## TEXT UNDER STUDY
###
Personal information
- Full name: Joel Valentino Grant
- Date of birth: 26 August 1987 (age 38)
- Place of birth: Acton, England
- Height: 6 ft 0 in (1.83 m)
- Positions: Winger; forward;

Youth career
- 000?–2005: Watford

Senior career*
- Years: Team / Apps / (Gls)
- 2005–2007: Watford / 7 / (0)
- 2006–2007: → Aldershot Town (loan) / 14 / (2)
- 2007–2008: Aldershot Town / 30 / (4)
- 2008–2011: Crewe Alexandra / 96 / (16)
- 2011–2013: Wycombe Wanderers / 71 / (14)
- 2013–2015: Yeovil Town / 55 / (6)
- 2015–2017: Exeter City / 46 / (8)
- 2017–2020: Plymouth Argyle / 74 / (14)
- 2020–2021: Swindon Town / 20 / (2)
- 2021–2022: Grimsby Town / 1 / (0)
- 2022–2023: Nantwich Town / 15 / (4)
- Total:  / 429 / (70)

International career
- 2006–2007: Jamaica U20 / 11 / (7)
- 2014–2016: Jamaica / 14 / (2)

Medal record
Men's football
Representing Jamaica
CONCACAF Gold Cup
| Runner-up | 2015 United States–Canada | Team |

= Joel Grant =

Footballer (born 1987)

Joel Valentino Grant (born 26 August 1987) is a former professional footballer who played as a winger.

Beginning his career with Watford he made seven league appearances as well as spending time on loan with Aldershot Town, he later played for Crewe Alexandra, Wycombe Wanderers, Yeovil Town, Exeter City, Plymouth Argyle, Swindon Town and Grimsby Town. He is a former Jamaican international. He can either play as a winger, midfielder or striker. He has performed as a traditional winger for most of his career, despite the rise of inside forwards in the past decade.

==Club career==

===Watford===
Born in Acton, London, Grant started his career at Watford. He made his first team debut whilst still a member of Watford's Academy, coming on as a substitute in a League Cup match against Notts County on 23 August 2005. Whilst still an Academy scholar, he made nine more appearances for the club, including three starts.

Grant was rewarded with a professional contract by Watford prior to the 2006–07 season. On 31 August 2006, he joined Aldershot Town on a four-month loan, to gain experience. During his time with the Shots, he made 19 league and cup appearances, scoring 4 goals.

Grant was unable to break into the Watford side during their 2006–07 Premiership campaign and he was released at the end of the season.
###
## RECORD EXCERPTS
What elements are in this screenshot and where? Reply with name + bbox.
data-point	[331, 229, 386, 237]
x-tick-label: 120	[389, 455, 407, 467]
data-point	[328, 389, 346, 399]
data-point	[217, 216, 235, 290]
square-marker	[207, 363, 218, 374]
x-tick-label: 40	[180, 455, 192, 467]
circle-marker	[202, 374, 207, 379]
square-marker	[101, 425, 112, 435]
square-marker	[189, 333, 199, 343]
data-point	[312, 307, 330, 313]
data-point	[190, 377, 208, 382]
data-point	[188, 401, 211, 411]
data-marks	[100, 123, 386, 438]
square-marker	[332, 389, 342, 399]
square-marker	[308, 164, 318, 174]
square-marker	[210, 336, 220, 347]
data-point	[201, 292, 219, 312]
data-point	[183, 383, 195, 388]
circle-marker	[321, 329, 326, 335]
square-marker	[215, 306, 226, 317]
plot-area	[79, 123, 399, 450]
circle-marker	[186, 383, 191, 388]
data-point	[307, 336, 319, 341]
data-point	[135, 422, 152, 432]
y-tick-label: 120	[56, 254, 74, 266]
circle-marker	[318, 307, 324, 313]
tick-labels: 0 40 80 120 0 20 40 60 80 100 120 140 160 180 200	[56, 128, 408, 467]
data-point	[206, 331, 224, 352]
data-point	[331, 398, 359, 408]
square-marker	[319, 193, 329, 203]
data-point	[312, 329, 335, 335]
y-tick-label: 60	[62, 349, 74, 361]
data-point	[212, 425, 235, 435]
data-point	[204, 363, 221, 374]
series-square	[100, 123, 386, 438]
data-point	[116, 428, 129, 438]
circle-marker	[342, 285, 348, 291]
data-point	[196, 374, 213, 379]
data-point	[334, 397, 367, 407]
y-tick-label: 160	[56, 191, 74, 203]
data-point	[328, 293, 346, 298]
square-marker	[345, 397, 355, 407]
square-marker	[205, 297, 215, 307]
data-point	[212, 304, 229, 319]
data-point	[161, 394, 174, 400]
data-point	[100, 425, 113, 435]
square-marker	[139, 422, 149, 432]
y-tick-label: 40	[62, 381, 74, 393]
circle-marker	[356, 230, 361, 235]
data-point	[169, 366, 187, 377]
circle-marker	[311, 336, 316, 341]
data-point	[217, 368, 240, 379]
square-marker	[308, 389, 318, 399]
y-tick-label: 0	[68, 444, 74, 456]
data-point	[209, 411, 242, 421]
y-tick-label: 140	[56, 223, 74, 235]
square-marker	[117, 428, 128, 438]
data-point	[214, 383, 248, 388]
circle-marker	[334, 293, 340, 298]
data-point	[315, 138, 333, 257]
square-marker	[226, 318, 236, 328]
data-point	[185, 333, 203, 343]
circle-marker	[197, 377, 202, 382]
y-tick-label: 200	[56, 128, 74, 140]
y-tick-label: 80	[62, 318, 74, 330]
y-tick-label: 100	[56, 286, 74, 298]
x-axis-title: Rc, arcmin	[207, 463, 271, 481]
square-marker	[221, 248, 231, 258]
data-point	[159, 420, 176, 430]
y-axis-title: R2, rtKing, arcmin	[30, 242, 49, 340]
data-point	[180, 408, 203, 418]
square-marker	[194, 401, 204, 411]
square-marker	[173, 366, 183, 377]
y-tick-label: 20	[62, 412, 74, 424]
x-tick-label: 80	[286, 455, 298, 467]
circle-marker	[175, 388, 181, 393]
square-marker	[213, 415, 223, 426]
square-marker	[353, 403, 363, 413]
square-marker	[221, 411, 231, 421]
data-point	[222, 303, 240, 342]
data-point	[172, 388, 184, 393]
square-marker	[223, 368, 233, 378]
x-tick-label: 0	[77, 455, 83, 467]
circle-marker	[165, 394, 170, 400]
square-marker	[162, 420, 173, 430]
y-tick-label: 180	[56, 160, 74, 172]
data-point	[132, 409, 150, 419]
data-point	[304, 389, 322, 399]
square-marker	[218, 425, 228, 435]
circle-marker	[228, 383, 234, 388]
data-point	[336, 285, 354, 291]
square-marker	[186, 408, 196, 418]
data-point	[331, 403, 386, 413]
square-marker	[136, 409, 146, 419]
###
## INSTRUCTIONS
• 1. Swap "Plymouth Argyle" for "Argyle" and write out the Joel Grant profile again, starting with "- 2017–2020: Plymouth" and going on through "Jamaica / 14 / (2)".
• 2. Extend the Joel Grant profile with the next part of its club career.
The entries have no connection to the Joel Grant profile.

## OUTPUTS IN ORDER
• 1.
- 2017–2020: Argyle / 74 / (14)
- 2020–2021: Swindon Town / 20 / (2)
- 2021–2022: Grimsby Town / 1 / (0)
- 2022–2023: Nantwich Town / 15 / (4)
- Total:  / 429 / (70)

International career
- 2006–2007: Jamaica U20 / 11 / (7)
- 2014–2016: Jamaica / 14 / (2)

• 2.
===Aldershot Town===
In September 2007 he rejoined Aldershot Town on non-contract terms. In December 2007 he signed a contract until the end of the season. He made 30 league appearances, scoring four times, as Aldershot Town were promoted from the Conference.

===Crewe Alexandra===
On 25 June 2008, Grant joined Crewe Alexandra for £130,000, signing a three-year contract. The fee represented a club record sale for Aldershot Town. Grant scored his first goal for Crewe with a marvellous run and step over in the 2–1 win over Walsall at Gresty Road. The goal was shown as the Big Skill on Big League Weekend 2 on Sky Sports due to the step over. In 2009–10, Grant had a productive second season at Crewe, contributing nine goals and several assists marshalling the left wing.

He was released from the club in May 2011, having been limited to 28 appearances in the 2010–11 campaign.

===Wycombe Wanderers===
Grant signed for Wycombe Wanderers on 27 May 2011 on a free transfer.

===Yeovil Town===
Grant signed a two-year deal with Championship side Yeovil Town on 26 June 2013. Grant made his debut for Yeovil in their Football League Cup first round victory over Southend United, on 6 August 2013.

Grant was released at the end of the 2014–15 season following Yeovil's relegation to League Two.

===Exeter City===
On 21 August 2015, Grant joined Exeter City as the 1931 fan-funded player.

===Plymouth Argyle===
At the end of the 2016–17 season, Grant turned down the offer of a new contract with Exeter, to sign for their Devon rivals Plymouth Argyle.
Grant operated as a traditional winger for most of his first season in the team. With manager Derek Adams opting for 4-2-3-1 and 4-3-3 formations for the first half of the 2017–18 season, Grant featured heavily but, once Adams switched to 4-3-2-1 and deployed Graham Carey and Ruben Lameiras as inside forwards, Grant lost favour and was only involved as a defensive substitute or a backup striker. To counteract this, he evolved tactically in the following 2018–19 season and began to exhibit traits more associated with inside forwards than traditional wingers. Consequently, the rates at which he completed dribbles, created chances and scored goals increased.

He was offered a new contract by Plymouth Argyle at the end of the 2018–19 season. He signed a new contract in June 2019. In October 2019 he scored in his third game in a row, and was praised by manager Ryan Lowe.

===Swindon Town===
On 19 September 2020, Grant joined Swindon Town on a one-year deal following a successful trial On 14 May 2021, it was announced that he would leave Swindon at the end of the season, following the expiry of his contract.

===Grimsby Town===
In July 2021, Grant joined National League side Grimsby Town following his release from Swindon.

Following an injury setback, Grant eventually made his debut on 6 November 2021 in an FA Cup tie away at Kidderminster Harriers.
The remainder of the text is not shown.